> _DIRECTIVE_: Scan the entries below. List each line with "Application".

——————————

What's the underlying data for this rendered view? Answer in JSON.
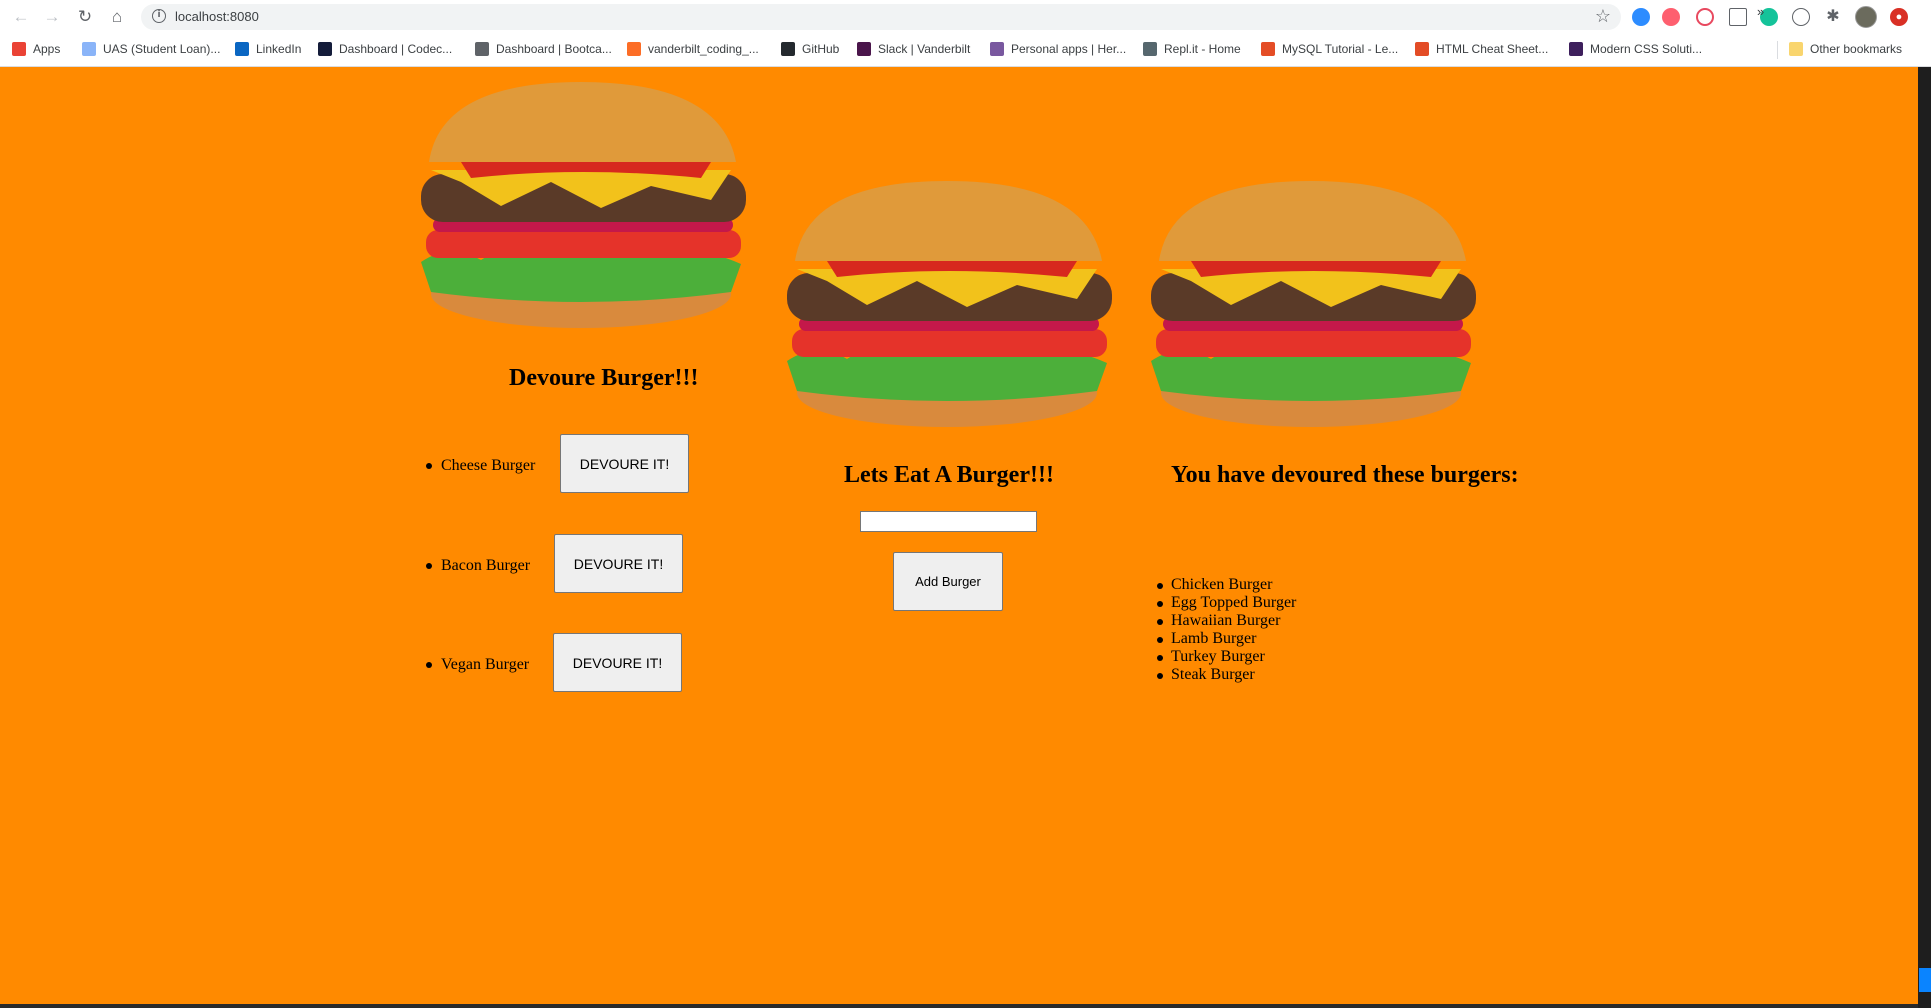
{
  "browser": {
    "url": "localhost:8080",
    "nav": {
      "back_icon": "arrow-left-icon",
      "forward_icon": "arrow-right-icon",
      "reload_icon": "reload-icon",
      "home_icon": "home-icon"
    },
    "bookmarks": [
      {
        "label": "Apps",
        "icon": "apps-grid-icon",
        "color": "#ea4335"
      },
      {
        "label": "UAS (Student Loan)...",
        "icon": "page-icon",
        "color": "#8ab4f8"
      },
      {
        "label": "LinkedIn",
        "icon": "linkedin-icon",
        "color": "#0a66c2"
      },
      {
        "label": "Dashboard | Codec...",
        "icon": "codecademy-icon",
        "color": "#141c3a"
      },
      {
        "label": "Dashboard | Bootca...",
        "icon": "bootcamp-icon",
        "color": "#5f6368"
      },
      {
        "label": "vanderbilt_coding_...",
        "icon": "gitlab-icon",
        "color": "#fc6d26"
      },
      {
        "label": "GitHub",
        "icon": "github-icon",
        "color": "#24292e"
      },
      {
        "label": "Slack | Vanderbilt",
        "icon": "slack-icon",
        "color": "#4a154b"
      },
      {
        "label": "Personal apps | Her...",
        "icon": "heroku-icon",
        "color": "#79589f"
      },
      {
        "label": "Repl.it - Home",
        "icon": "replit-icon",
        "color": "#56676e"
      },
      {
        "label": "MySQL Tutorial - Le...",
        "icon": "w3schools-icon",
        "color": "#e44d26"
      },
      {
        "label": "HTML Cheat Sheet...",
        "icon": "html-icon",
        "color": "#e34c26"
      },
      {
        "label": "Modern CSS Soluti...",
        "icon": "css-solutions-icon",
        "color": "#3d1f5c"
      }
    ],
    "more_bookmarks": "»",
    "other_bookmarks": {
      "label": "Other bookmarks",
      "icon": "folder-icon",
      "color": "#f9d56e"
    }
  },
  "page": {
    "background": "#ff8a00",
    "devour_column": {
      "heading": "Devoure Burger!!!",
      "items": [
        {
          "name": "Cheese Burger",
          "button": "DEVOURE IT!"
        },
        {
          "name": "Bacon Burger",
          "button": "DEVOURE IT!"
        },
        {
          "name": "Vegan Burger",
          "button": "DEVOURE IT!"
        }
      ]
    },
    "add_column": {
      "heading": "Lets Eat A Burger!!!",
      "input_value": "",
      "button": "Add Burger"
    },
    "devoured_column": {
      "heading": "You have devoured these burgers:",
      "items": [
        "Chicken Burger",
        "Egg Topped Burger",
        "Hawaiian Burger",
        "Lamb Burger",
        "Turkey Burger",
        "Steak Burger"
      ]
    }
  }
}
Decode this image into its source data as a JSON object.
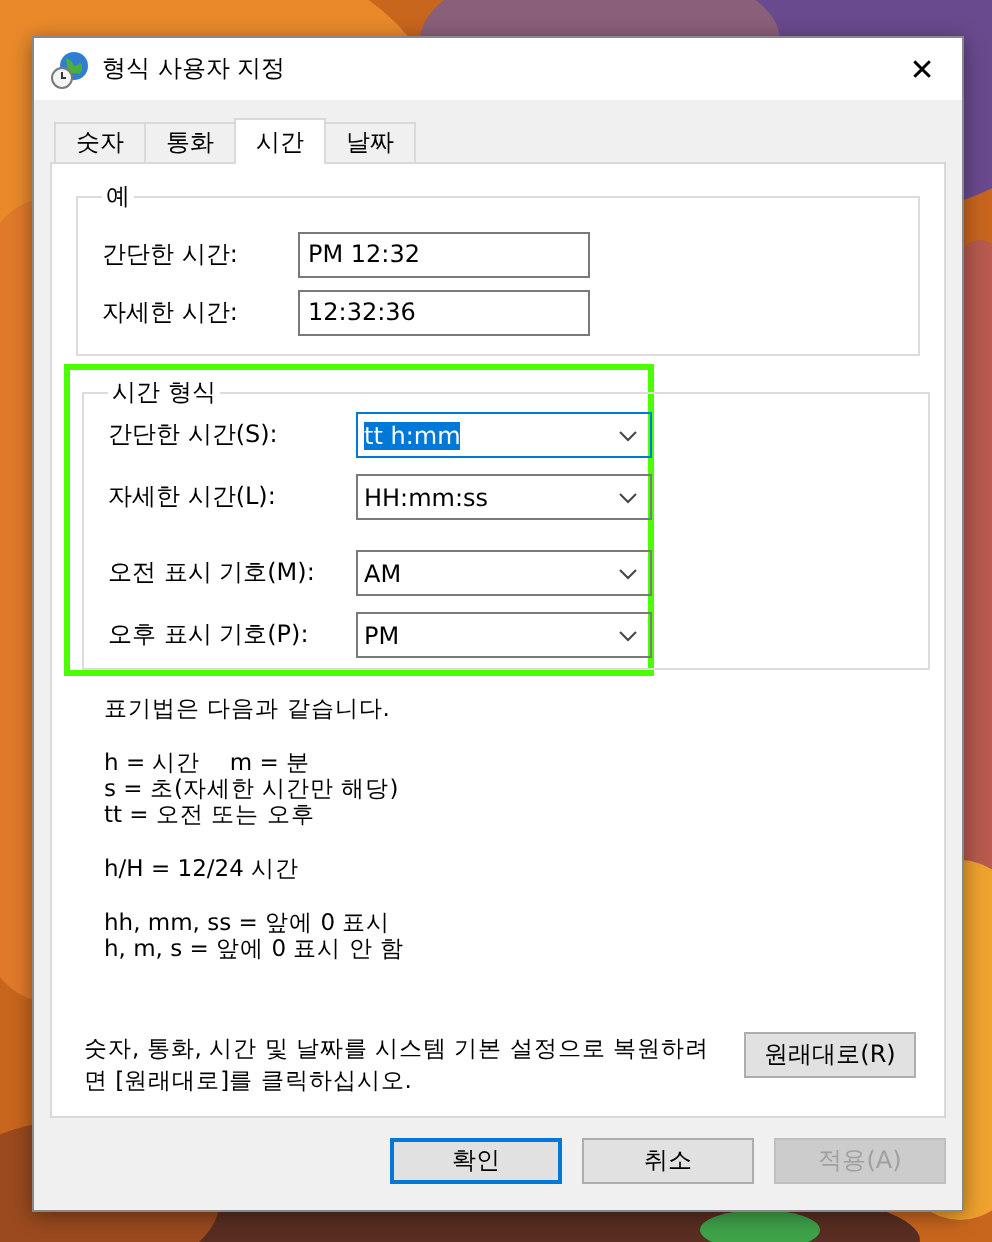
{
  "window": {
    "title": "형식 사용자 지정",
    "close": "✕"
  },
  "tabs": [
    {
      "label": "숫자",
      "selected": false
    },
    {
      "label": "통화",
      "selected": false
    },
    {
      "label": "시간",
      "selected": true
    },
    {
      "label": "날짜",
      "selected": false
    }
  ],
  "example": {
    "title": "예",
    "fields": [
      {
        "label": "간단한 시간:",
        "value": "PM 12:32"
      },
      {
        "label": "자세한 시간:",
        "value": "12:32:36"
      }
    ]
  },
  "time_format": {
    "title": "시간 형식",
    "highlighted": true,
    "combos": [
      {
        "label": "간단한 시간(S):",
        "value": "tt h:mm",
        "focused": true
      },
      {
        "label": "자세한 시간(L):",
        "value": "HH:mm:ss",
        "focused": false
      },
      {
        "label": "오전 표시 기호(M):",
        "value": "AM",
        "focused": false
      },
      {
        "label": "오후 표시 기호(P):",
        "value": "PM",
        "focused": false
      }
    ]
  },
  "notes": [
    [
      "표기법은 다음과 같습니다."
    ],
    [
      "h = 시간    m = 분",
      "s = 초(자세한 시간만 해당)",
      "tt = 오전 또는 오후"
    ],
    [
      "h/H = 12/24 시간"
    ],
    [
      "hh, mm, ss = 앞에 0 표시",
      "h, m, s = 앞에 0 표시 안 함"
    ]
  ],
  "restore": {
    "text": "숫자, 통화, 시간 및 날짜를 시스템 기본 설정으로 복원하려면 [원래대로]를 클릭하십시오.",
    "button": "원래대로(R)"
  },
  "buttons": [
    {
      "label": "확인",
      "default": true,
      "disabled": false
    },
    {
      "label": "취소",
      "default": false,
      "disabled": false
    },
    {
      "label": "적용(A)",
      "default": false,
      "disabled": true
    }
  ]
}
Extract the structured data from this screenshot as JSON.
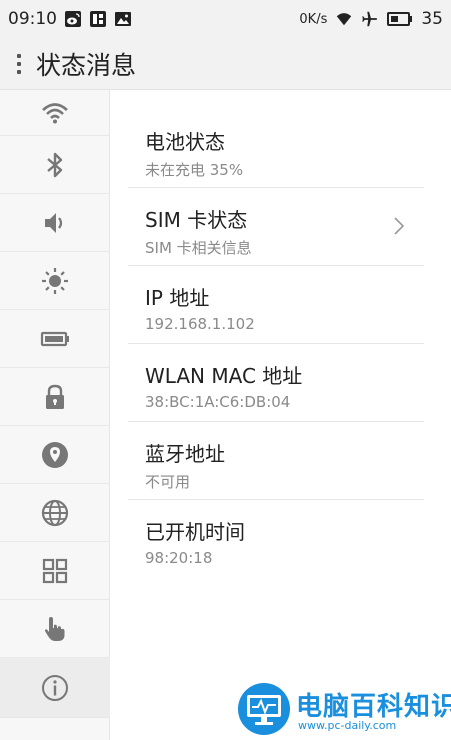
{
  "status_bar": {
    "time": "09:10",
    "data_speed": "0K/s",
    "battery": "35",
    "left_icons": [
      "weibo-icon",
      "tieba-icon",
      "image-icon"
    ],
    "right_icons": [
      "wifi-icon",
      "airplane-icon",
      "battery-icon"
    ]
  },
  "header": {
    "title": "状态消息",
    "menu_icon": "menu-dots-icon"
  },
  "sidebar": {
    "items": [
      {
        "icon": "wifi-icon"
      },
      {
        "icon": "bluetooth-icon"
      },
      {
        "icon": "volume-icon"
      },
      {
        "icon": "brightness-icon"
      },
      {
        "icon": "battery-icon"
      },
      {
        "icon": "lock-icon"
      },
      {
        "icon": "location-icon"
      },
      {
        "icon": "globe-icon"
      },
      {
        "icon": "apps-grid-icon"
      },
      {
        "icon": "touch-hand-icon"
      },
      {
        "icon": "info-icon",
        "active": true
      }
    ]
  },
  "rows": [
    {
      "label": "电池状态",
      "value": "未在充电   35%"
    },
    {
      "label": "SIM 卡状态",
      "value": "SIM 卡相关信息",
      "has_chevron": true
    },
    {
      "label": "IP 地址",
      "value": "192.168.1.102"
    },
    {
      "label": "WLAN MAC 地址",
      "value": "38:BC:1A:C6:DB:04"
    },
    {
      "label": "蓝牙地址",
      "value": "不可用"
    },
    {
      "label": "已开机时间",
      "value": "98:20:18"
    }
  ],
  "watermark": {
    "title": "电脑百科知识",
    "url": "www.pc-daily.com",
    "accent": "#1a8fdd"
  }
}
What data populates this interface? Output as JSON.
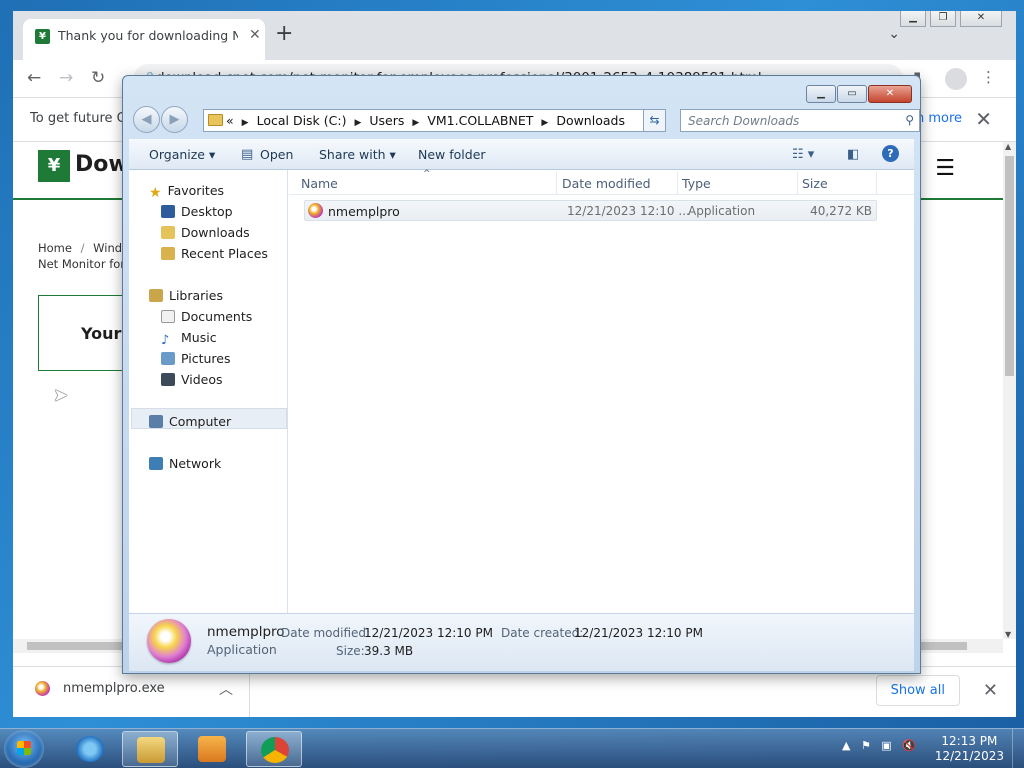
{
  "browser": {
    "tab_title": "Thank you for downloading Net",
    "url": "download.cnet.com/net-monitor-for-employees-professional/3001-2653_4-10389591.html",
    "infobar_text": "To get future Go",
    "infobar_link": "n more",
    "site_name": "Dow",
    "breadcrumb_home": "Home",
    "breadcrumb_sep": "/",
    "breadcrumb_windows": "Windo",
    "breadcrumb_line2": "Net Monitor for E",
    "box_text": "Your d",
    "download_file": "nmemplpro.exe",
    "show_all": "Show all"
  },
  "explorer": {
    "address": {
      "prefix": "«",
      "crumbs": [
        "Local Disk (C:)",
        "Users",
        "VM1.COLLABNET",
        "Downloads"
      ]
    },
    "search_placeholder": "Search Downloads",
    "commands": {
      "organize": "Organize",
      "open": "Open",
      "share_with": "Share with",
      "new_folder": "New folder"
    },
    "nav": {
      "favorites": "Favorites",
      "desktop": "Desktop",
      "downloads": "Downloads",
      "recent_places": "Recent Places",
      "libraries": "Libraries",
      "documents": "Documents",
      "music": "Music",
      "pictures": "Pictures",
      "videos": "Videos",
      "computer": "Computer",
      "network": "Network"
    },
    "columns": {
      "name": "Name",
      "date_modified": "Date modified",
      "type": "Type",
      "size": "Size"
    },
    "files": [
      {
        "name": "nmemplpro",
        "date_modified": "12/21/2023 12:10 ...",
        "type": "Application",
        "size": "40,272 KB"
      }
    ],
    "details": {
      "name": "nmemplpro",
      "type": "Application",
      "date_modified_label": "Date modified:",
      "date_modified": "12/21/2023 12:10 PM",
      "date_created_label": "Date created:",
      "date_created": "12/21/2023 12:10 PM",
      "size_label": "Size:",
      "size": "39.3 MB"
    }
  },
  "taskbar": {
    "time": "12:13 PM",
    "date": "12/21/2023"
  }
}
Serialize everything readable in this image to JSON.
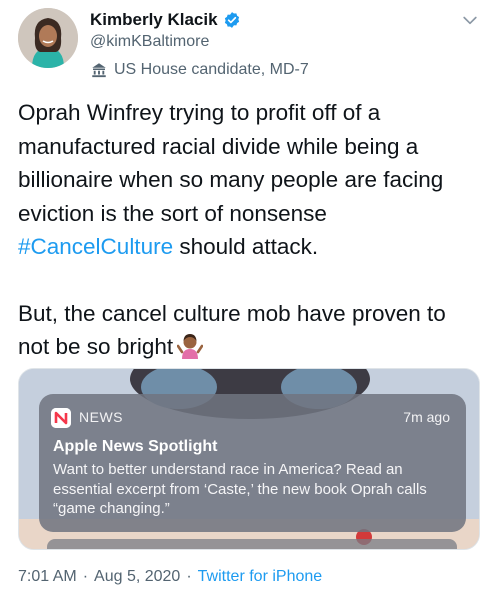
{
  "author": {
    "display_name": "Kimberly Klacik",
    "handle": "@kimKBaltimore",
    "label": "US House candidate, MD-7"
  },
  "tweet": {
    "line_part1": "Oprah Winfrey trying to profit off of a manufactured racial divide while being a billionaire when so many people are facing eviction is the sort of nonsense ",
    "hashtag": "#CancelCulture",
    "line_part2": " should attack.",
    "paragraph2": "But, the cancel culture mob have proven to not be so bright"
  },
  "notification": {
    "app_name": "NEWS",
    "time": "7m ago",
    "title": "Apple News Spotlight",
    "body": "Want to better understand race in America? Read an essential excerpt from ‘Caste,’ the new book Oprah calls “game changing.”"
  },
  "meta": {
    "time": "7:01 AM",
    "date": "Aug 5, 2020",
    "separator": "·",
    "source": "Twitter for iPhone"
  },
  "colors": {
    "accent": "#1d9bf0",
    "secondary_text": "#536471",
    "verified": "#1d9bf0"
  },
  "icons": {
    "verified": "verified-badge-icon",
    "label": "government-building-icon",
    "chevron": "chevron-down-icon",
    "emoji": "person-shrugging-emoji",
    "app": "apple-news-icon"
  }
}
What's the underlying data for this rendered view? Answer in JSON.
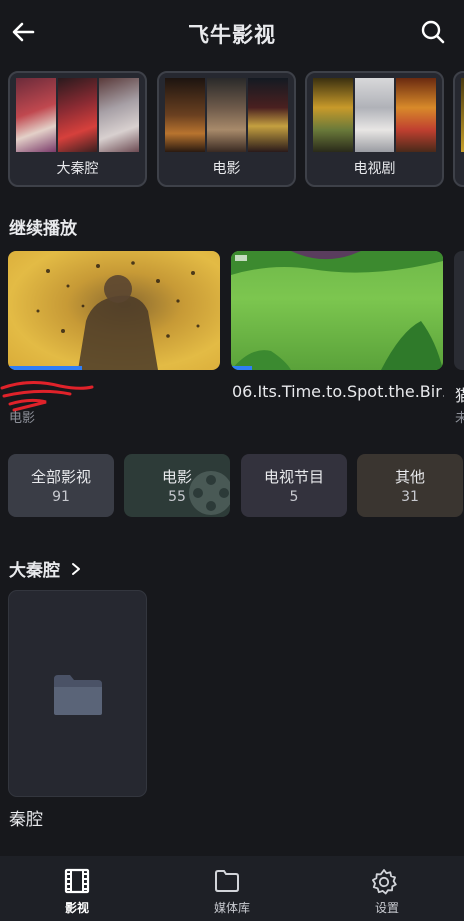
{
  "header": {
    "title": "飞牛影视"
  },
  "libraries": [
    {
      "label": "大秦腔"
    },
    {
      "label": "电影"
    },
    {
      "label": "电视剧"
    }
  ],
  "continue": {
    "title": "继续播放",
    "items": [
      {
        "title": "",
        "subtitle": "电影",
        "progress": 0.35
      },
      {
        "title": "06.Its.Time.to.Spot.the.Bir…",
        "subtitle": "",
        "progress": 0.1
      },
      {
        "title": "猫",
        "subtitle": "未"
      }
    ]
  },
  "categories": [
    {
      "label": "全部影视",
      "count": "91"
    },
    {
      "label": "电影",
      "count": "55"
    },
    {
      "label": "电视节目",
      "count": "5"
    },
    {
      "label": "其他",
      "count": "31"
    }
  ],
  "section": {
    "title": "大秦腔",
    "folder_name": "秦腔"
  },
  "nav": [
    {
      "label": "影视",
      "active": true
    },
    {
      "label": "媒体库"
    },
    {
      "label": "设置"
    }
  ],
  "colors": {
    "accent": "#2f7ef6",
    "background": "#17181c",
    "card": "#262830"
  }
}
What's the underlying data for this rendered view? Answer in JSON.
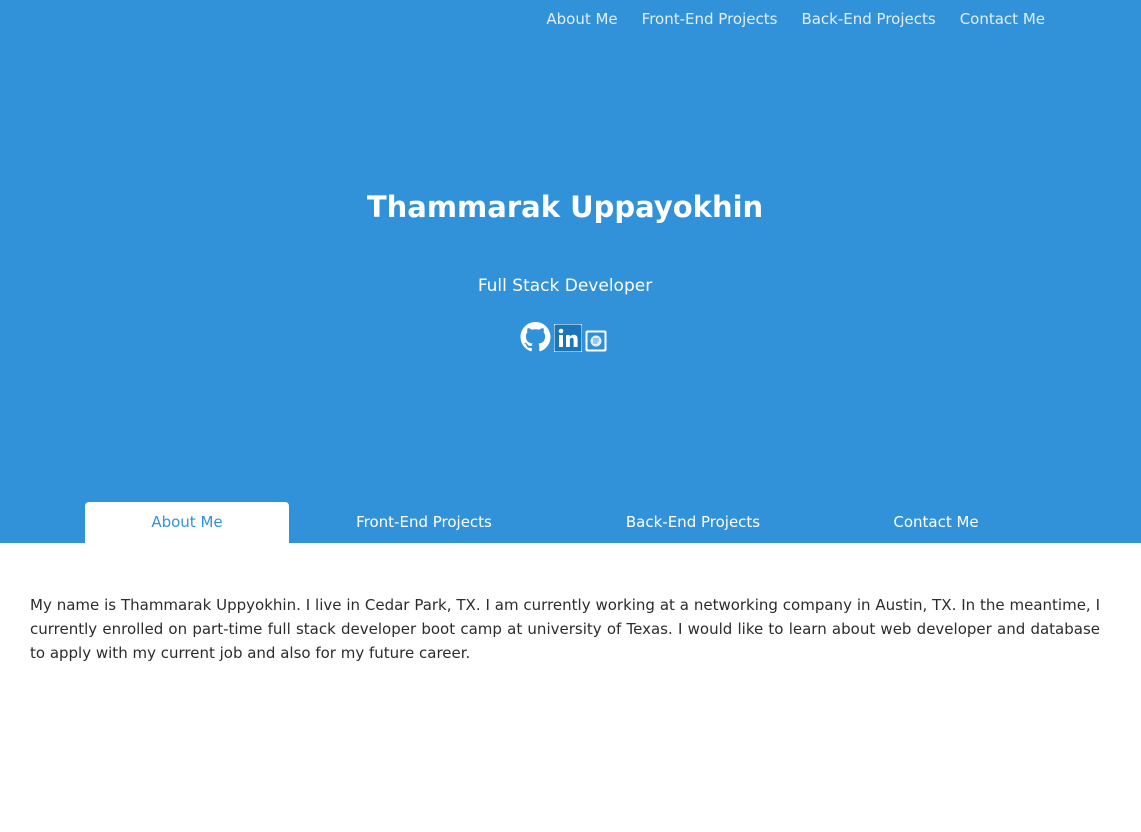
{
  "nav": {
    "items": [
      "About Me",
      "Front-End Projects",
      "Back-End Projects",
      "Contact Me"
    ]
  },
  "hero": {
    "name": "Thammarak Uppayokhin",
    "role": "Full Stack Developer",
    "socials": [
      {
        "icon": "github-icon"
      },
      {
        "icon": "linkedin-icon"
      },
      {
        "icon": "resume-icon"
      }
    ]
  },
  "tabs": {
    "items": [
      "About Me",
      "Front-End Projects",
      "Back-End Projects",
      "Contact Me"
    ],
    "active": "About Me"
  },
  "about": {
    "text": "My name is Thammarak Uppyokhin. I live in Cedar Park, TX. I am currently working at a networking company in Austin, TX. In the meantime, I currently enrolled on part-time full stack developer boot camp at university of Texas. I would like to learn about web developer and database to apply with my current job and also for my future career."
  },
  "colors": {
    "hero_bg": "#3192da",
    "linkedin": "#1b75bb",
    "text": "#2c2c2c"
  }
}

——————————

> _SOLUTION_:
        "type": "Application",
      "type": "Application",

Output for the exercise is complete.